##### Dataset extract

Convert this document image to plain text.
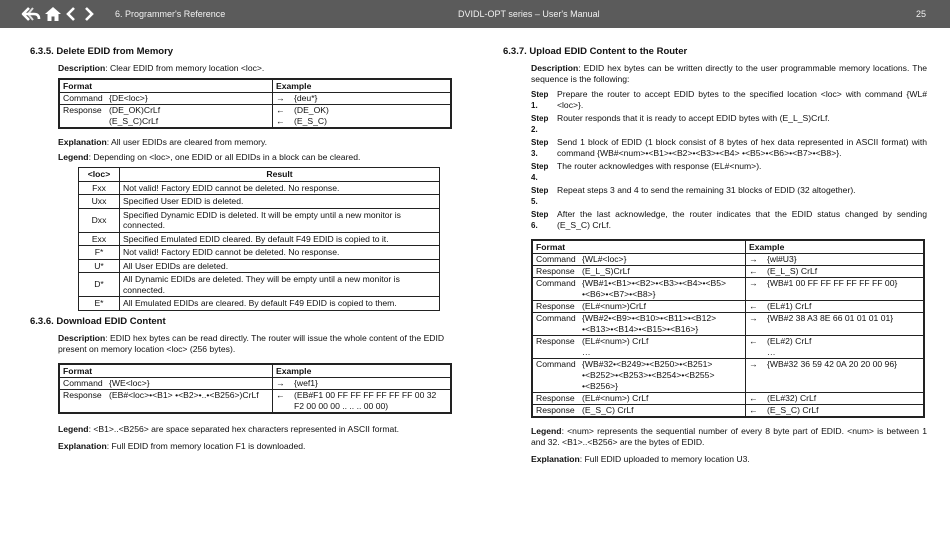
6. Programmer's Reference	DVIDL-OPT series – User's Manual	25
6.3.5. Delete EDID from Memory
Description: Clear EDID from memory location <loc>.
Format		Example	
Command	{DE<loc>}	→	{deu*}
Response	(DE_OK)CrLf	←	(DE_OK)
	(E_S_C)CrLf	←	(E_S_C)
Explanation: All user EDIDs are cleared from memory.
Legend: Depending on <loc>, one EDID or all EDIDs in a block can be cleared.
<loc>	Result
Fxx	Not valid! Factory EDID cannot be deleted. No response.
Uxx	Specified User EDID is deleted.
Dxx	Specified Dynamic EDID is deleted. It will be empty until a new monitor is connected.
Exx	Specified Emulated EDID cleared. By default F49 EDID is copied to it.
F*	Not valid! Factory EDID cannot be deleted. No response.
U*	All User EDIDs are deleted.
D*	All Dynamic EDIDs are deleted. They will be empty until a new monitor is connected.
E*	All Emulated EDIDs are cleared. By default F49 EDID is copied to them.
6.3.6. Download EDID Content
Description: EDID hex bytes can be read directly. The router will issue the whole content of the EDID present on memory location <loc> (256 bytes).
Format		Example	
Command	{WE<loc>}	→	{wef1}
Response	(EB#<loc>•<B1> •<B2>•..•<B256>)CrLf	←	(EB#F1 00 FF FF FF FF FF FF 00 32 F2 00 00 00 .. .. .. 00 00)
Legend: <B1>..<B256> are space separated hex characters represented in ASCII format.
Explanation: Full EDID from memory location F1 is downloaded.
6.3.7. Upload EDID Content to the Router
Description: EDID hex bytes can be written directly to the user programmable memory locations. The sequence is the following:
Step 1.
Prepare the router to accept EDID bytes to the specified location <loc> with command {WL#<loc>}.
Step 2.
Router responds that it is ready to accept EDID bytes with (E_L_S)CrLf.
Step 3.
Send 1 block of EDID (1 block consist of 8 bytes of hex data represented in ASCII format) with command {WB#<num>•<B1>•<B2>•<B3>•<B4> •<B5>•<B6>•<B7>•<B8>}.
Step 4.
The router acknowledges with response (EL#<num>).
Step 5.
Repeat steps 3 and 4 to send the remaining 31 blocks of EDID (32 altogether).
Step 6.
After the last acknowledge, the router indicates that the EDID status changed by sending (E_S_C) CrLf.
Format		Example	
Command	{WL#<loc>}	→	{wl#U3}
Response	(E_L_S)CrLf	←	(E_L_S) CrLf
Command	{WB#1•<B1>•<B2>•<B3>•<B4>•<B5> •<B6>•<B7>•<B8>}	→	{WB#1 00 FF FF FF FF FF FF 00}
Response	(EL#<num>)CrLf	←	(EL#1) CrLf
Command	{WB#2•<B9>•<B10>•<B11>•<B12> •<B13>•<B14>•<B15>•<B16>}	→	{WB#2 38 A3 8E 66 01 01 01 01}
Response	(EL#<num>) CrLf	←	(EL#2) CrLf
	…		…
Command	{WB#32•<B249>•<B250>•<B251> •<B252>•<B253>•<B254>•<B255> •<B256>}	→	{WB#32 36 59 42 0A 20 20 00 96}
Response	(EL#<num>) CrLf	←	(EL#32) CrLf
Response	(E_S_C) CrLf	←	(E_S_C) CrLf
Legend: <num> represents the sequential number of every 8 byte part of EDID. <num> is between 1 and 32. <B1>..<B256> are the bytes of EDID.
Explanation: Full EDID uploaded to memory location U3.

##########

Print the complete listing exactly as it stands, without its pictures.

### Result of this task
Convert this document image to plain text.
6. Programmer's Reference	DVIDL-OPT series – User's Manual	25
6.3.5. Delete EDID from Memory
Description: Clear EDID from memory location <loc>.
Format		Example	
Command	{DE<loc>}	→	{deu*}
Response	(DE_OK)CrLf	←	(DE_OK)
	(E_S_C)CrLf	←	(E_S_C)
Explanation: All user EDIDs are cleared from memory.
Legend: Depending on <loc>, one EDID or all EDIDs in a block can be cleared.
<loc>	Result
Fxx	Not valid! Factory EDID cannot be deleted. No response.
Uxx	Specified User EDID is deleted.
Dxx	Specified Dynamic EDID is deleted. It will be empty until a new monitor is connected.
Exx	Specified Emulated EDID cleared. By default F49 EDID is copied to it.
F*	Not valid! Factory EDID cannot be deleted. No response.
U*	All User EDIDs are deleted.
D*	All Dynamic EDIDs are deleted. They will be empty until a new monitor is connected.
E*	All Emulated EDIDs are cleared. By default F49 EDID is copied to them.
6.3.6. Download EDID Content
Description: EDID hex bytes can be read directly. The router will issue the whole content of the EDID present on memory location <loc> (256 bytes).
Format		Example	
Command	{WE<loc>}	→	{wef1}
Response	(EB#<loc>•<B1> •<B2>•..•<B256>)CrLf	←	(EB#F1 00 FF FF FF FF FF FF 00 32 F2 00 00 00 .. .. .. 00 00)
Legend: <B1>..<B256> are space separated hex characters represented in ASCII format.
Explanation: Full EDID from memory location F1 is downloaded.
6.3.7. Upload EDID Content to the Router
Description: EDID hex bytes can be written directly to the user programmable memory locations. The sequence is the following:
Step 1.
Prepare the router to accept EDID bytes to the specified location <loc> with command {WL#<loc>}.
Step 2.
Router responds that it is ready to accept EDID bytes with (E_L_S)CrLf.
Step 3.
Send 1 block of EDID (1 block consist of 8 bytes of hex data represented in ASCII format) with command {WB#<num>•<B1>•<B2>•<B3>•<B4> •<B5>•<B6>•<B7>•<B8>}.
Step 4.
The router acknowledges with response (EL#<num>).
Step 5.
Repeat steps 3 and 4 to send the remaining 31 blocks of EDID (32 altogether).
Step 6.
After the last acknowledge, the router indicates that the EDID status changed by sending (E_S_C) CrLf.
Format		Example	
Command	{WL#<loc>}	→	{wl#U3}
Response	(E_L_S)CrLf	←	(E_L_S) CrLf
Command	{WB#1•<B1>•<B2>•<B3>•<B4>•<B5> •<B6>•<B7>•<B8>}	→	{WB#1 00 FF FF FF FF FF FF 00}
Response	(EL#<num>)CrLf	←	(EL#1) CrLf
Command	{WB#2•<B9>•<B10>•<B11>•<B12> •<B13>•<B14>•<B15>•<B16>}	→	{WB#2 38 A3 8E 66 01 01 01 01}
Response	(EL#<num>) CrLf	←	(EL#2) CrLf
	…		…
Command	{WB#32•<B249>•<B250>•<B251> •<B252>•<B253>•<B254>•<B255> •<B256>}	→	{WB#32 36 59 42 0A 20 20 00 96}
Response	(EL#<num>) CrLf	←	(EL#32) CrLf
Response	(E_S_C) CrLf	←	(E_S_C) CrLf
Legend: <num> represents the sequential number of every 8 byte part of EDID. <num> is between 1 and 32. <B1>..<B256> are the bytes of EDID.
Explanation: Full EDID uploaded to memory location U3.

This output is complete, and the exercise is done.